→ Given exercise: Repeat the entire listing exactly.

******************************

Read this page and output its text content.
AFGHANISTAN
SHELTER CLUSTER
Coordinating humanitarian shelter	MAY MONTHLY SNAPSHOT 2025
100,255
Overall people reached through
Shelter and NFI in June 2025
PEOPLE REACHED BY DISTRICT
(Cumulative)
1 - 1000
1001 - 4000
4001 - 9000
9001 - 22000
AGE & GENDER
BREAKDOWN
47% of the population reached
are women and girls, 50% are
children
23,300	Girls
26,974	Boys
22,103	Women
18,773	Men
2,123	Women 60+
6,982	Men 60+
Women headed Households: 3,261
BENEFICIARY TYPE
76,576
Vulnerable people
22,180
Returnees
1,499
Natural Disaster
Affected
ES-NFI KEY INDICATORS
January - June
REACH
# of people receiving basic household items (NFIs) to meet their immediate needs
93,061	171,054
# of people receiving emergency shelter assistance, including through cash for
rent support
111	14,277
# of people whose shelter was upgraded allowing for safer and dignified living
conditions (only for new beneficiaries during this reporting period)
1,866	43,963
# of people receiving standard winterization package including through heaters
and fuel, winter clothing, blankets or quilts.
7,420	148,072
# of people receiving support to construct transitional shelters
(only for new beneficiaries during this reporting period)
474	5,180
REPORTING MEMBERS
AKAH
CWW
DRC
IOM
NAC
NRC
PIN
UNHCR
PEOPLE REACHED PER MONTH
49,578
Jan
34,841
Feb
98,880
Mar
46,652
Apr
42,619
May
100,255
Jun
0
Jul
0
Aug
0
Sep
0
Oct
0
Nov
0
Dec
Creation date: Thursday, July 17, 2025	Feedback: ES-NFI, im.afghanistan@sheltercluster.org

******************************

→ In response:
Read this page and output its text content.
AFGHANISTAN
SHELTER CLUSTER
Coordinating humanitarian shelter	MAY MONTHLY SNAPSHOT 2025
100,255
Overall people reached through
Shelter and NFI in June 2025
PEOPLE REACHED BY DISTRICT
(Cumulative)
1 - 1000
1001 - 4000
4001 - 9000
9001 - 22000
AGE & GENDER
BREAKDOWN
47% of the population reached
are women and girls, 50% are
children
23,300	Girls
26,974	Boys
22,103	Women
18,773	Men
2,123	Women 60+
6,982	Men 60+
Women headed Households: 3,261
BENEFICIARY TYPE
76,576
Vulnerable people
22,180
Returnees
1,499
Natural Disaster
Affected
ES-NFI KEY INDICATORS
January - June
REACH
# of people receiving basic household items (NFIs) to meet their immediate needs
93,061	171,054
# of people receiving emergency shelter assistance, including through cash for
rent support
111	14,277
# of people whose shelter was upgraded allowing for safer and dignified living
conditions (only for new beneficiaries during this reporting period)
1,866	43,963
# of people receiving standard winterization package including through heaters
and fuel, winter clothing, blankets or quilts.
7,420	148,072
# of people receiving support to construct transitional shelters
(only for new beneficiaries during this reporting period)
474	5,180
REPORTING MEMBERS
AKAH
CWW
DRC
IOM
NAC
NRC
PIN
UNHCR
PEOPLE REACHED PER MONTH
49,578
Jan
34,841
Feb
98,880
Mar
46,652
Apr
42,619
May
100,255
Jun
0
Jul
0
Aug
0
Sep
0
Oct
0
Nov
0
Dec
Creation date: Thursday, July 17, 2025	Feedback: ES-NFI, im.afghanistan@sheltercluster.org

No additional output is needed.